Reprenez l'article sur Sailor et Lula à Cannes, s'il vous plaît, et poursuivez-le après sa dernière phrase.
===== Texte source
Sailor et Lula : retour sur l’arrivée électrique de David Lynch au Festival de Cannes

Grosse pression avant la projection

Sailor et Lula : retour sur l’arrivée électrique de David Lynch au Festival de Cannes

En 1990, le jury du Festival de Cannes présidé par Bernardo Bertolucci décerne la Palme d’or à "Sailor et Lula". Quelques heures plus tôt, David Lynch découvrait la version finale montée en urgence de son road movie porté par Laura Dern et Nicolas Cage.

Sailor et Lula : true romance

Alors qu’il planche sur la série Twin Peaks, David Lynch découvre le roman Wild at Heart : The Story of Sailor and Lula de Barry Gifford grâce au producteur du pilote de la série Monty Montgomery. Conquis par l’ouvrage, le réalisateur décide de l’adapter, mettant de côté le projet de film noir sur lequel il travaille en parallèle. Sorti en 1990, Sailor et Lula raconte le périple de deux amants entraînés malgré eux dans un tourbillon de fureur et de violence.

Après avoir passé deux ans en prison pour homicide involontaire, Sailor (Nicolas Cage) est enfin libre comme l’air. À sa sortie, Lula (Laura Dern) l’attend et les deux prennent la route. Désapprouvant leur amour, Marietta Fortune (Diane Ladd) – la mère folle à lier de Lula – met sur leur piste le détective privé Johnnie Farragut (Harry Dean Stanton). Perdant très vite son calme à force d’attendre, elle engage le gangster Marcello Santos (J.E. Freeman) pour éliminer Sailor.
==========
===== Données fournies
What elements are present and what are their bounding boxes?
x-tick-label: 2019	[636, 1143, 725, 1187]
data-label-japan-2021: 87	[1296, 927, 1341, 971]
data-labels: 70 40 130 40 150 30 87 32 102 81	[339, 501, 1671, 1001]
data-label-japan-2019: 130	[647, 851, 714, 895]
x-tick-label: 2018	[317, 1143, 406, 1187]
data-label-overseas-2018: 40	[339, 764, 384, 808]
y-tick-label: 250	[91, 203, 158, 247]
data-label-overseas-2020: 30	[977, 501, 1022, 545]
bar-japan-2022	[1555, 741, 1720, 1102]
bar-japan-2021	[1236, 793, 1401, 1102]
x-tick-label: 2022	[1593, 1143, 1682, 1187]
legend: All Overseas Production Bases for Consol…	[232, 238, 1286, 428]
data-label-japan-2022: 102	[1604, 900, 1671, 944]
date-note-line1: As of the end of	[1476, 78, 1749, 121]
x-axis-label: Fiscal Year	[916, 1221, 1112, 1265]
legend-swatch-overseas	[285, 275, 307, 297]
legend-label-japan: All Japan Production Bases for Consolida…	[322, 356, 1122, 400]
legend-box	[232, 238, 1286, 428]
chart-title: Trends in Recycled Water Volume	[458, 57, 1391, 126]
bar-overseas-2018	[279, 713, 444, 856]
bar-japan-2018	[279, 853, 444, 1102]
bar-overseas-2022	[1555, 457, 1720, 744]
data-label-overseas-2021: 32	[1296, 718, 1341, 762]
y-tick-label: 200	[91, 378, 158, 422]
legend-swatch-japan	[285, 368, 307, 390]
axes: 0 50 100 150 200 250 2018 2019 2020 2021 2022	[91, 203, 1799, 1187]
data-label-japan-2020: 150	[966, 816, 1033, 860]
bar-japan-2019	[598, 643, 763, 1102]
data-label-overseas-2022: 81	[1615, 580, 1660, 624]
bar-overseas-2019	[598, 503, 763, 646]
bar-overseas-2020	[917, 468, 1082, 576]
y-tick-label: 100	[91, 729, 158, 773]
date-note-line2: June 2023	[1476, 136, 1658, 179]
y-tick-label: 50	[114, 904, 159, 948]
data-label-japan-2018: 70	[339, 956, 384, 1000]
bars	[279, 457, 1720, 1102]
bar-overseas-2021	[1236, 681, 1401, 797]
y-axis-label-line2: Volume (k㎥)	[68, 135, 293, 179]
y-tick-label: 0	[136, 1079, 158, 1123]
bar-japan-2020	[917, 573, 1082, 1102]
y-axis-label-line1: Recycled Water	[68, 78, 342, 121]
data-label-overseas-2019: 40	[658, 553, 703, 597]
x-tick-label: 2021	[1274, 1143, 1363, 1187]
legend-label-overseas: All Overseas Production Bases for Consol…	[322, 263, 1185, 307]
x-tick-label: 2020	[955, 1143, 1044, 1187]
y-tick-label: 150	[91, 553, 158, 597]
==========
▸ **Réponse attendue**
Pendant ce temps, le couple multiplie les rencontres étranges et inquiétantes sur son chemin, croisant notamment l’énigmatique vagabonde Perdita Durango (Isabella Rossellini), ou encore le tueur aux dents courtes et à l’haleine fétide Bobby Peru (Willem Dafoe). L’amour de Sailor et Lula résistera-t-il à ce voyage en enfer ?

Sailor et Lula
Sailor et Lula ©Universal Pictures

Crispin Glover, Grace Zabriskie et Sherilyn Fenn complètent la distribution de ce road movie fou et brûlant, qui multiplie les références au classique Le Magicien d’Oz. Enchaînant les situations insensées et marqué par un humour absurde, le film est, d’après les mots de son réalisateur :

Une histoire d’amour qui passe par une étrange autoroute dans le monde moderne et tordu.

Une première version qui "partait dans tous les sens"

Une fois le tournage de Sailor et Lula terminé, David Lynch souhaite dévoiler le long-métrage au festival de Cannes. Il fait part de cette envie au monteur Duwayne Dunham, qui s’occupe également des premiers épisodes de Twin Peaks. Ce dernier l'avertit que les délais seront très courts mais ils se mettent tous deux au travail.

Ne pouvant compter sur son collaborateur Alan Splet, David Lynch se charge lui-même du montage sonore. Lorsqu’il découvre les enregistrements concoctés par le cinéaste, Duwayne Dunham hallucine en entendant les effets. Dans l’ouvrage L’Espace du rêve qui retrace la carrière du réalisateur, le monteur se souvient :

Boucler le montage de Sailor et Lula et de Twin Peaks en même temps, c’était dingue, et aucun individu sain d’esprit n’aurait tenté un truc pareil. Le premier montage de Sailor et Lula durait quatre heures, et la première fois que nous l’avons projeté à quelques personnes, David avait mis le son beaucoup trop fort – mais ouah ! ça décoiffait ! C’était trop cool, ça vous flanquait la chair de poule. Mais bon, ça n’avait ni queue ni tête, ça partait dans tous les sens.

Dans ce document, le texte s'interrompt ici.